» Material supplied
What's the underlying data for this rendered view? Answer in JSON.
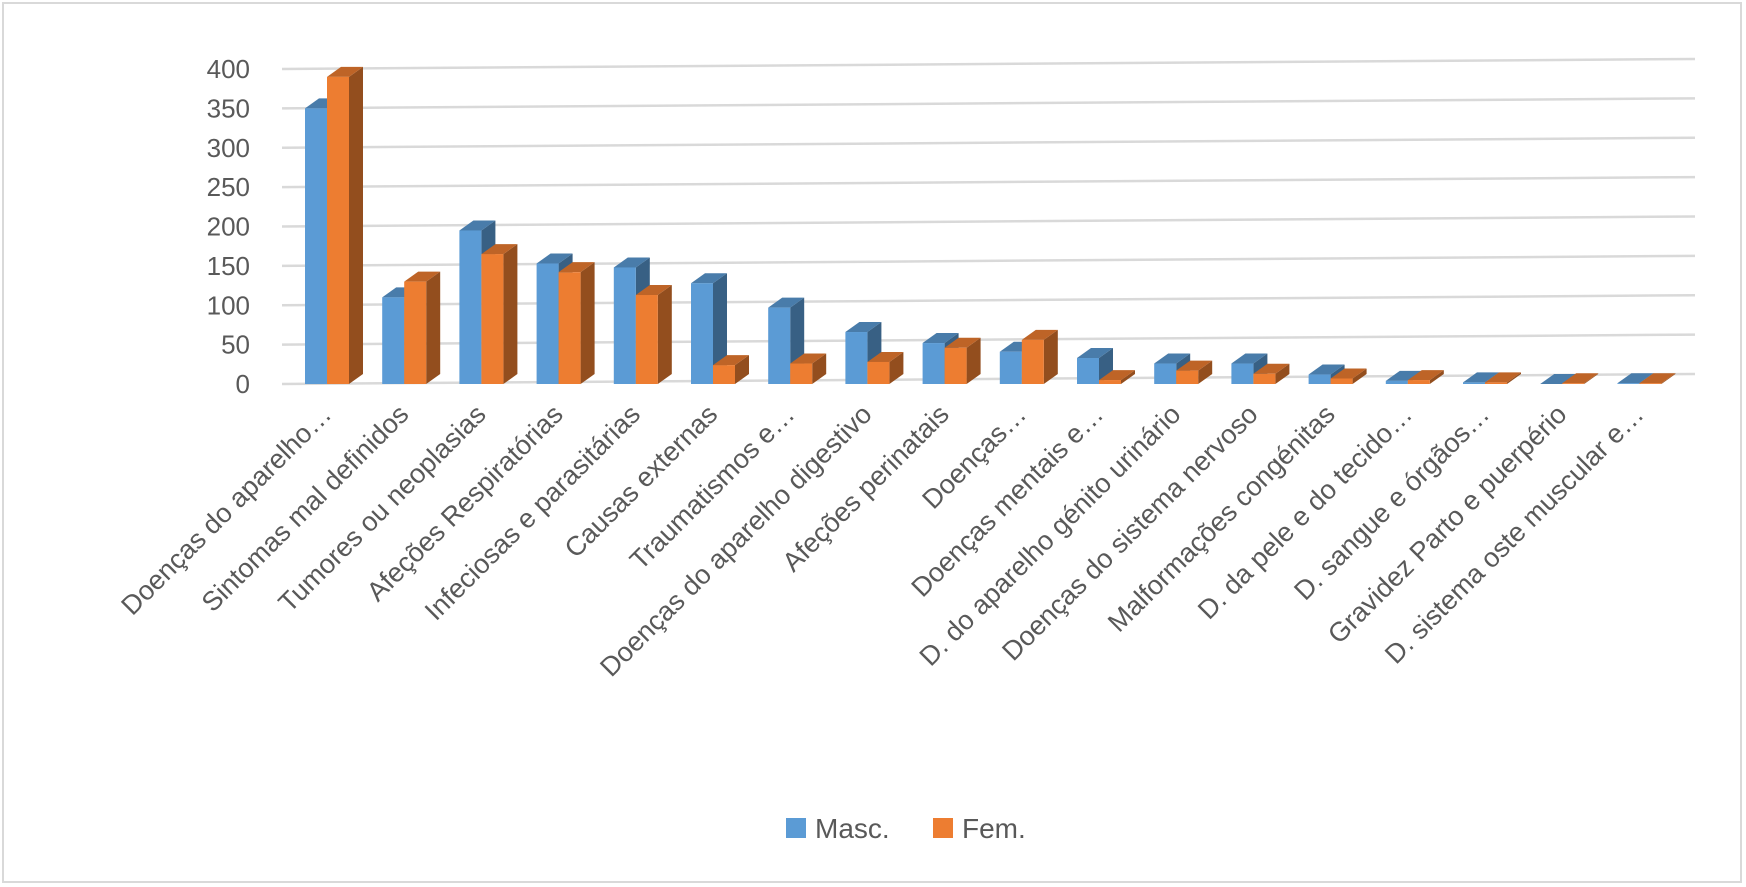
{
  "chart_data": {
    "type": "bar",
    "style": "3d-clustered-column",
    "categories": [
      "Doenças do aparelho…",
      "Sintomas mal definidos",
      "Tumores ou neoplasias",
      "Afeções Respiratórias",
      "Infeciosas e parasitárias",
      "Causas externas",
      "Traumatismos e…",
      "Doenças do aparelho digestivo",
      "Afeções perinatais",
      "Doenças…",
      "Doenças mentais e…",
      "D. do aparelho génito urinário",
      "Doenças do sistema nervoso",
      "Malformações congénitas",
      "D. da pele e do tecido…",
      "D. sangue e órgãos…",
      "Gravidez Parto e puerpério",
      "D. sistema oste muscular e…"
    ],
    "series": [
      {
        "name": "Masc.",
        "color": "#5B9BD5",
        "values": [
          350,
          110,
          195,
          153,
          148,
          128,
          97,
          66,
          52,
          41,
          33,
          26,
          26,
          12,
          4,
          2,
          0,
          1
        ]
      },
      {
        "name": "Fem.",
        "color": "#ED7D31",
        "values": [
          390,
          130,
          165,
          142,
          113,
          24,
          26,
          28,
          46,
          56,
          5,
          17,
          13,
          7,
          5,
          2,
          1,
          1
        ]
      }
    ],
    "y_ticks": [
      "0",
      "50",
      "100",
      "150",
      "200",
      "250",
      "300",
      "350",
      "400"
    ],
    "ylim": [
      0,
      400
    ],
    "grid": true,
    "legend_position": "bottom"
  }
}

» Task
Everything in the data except the pictures must be transcribed exactly.

» Exercise output
What's the underlying data for this rendered view? Answer in JSON.
{
  "chart_data": {
    "type": "bar",
    "style": "3d-clustered-column",
    "categories": [
      "Doenças do aparelho…",
      "Sintomas mal definidos",
      "Tumores ou neoplasias",
      "Afeções Respiratórias",
      "Infeciosas e parasitárias",
      "Causas externas",
      "Traumatismos e…",
      "Doenças do aparelho digestivo",
      "Afeções perinatais",
      "Doenças…",
      "Doenças mentais e…",
      "D. do aparelho génito urinário",
      "Doenças do sistema nervoso",
      "Malformações congénitas",
      "D. da pele e do tecido…",
      "D. sangue e órgãos…",
      "Gravidez Parto e puerpério",
      "D. sistema oste muscular e…"
    ],
    "series": [
      {
        "name": "Masc.",
        "color": "#5B9BD5",
        "values": [
          350,
          110,
          195,
          153,
          148,
          128,
          97,
          66,
          52,
          41,
          33,
          26,
          26,
          12,
          4,
          2,
          0,
          1
        ]
      },
      {
        "name": "Fem.",
        "color": "#ED7D31",
        "values": [
          390,
          130,
          165,
          142,
          113,
          24,
          26,
          28,
          46,
          56,
          5,
          17,
          13,
          7,
          5,
          2,
          1,
          1
        ]
      }
    ],
    "y_ticks": [
      "0",
      "50",
      "100",
      "150",
      "200",
      "250",
      "300",
      "350",
      "400"
    ],
    "ylim": [
      0,
      400
    ],
    "grid": true,
    "legend_position": "bottom"
  }
}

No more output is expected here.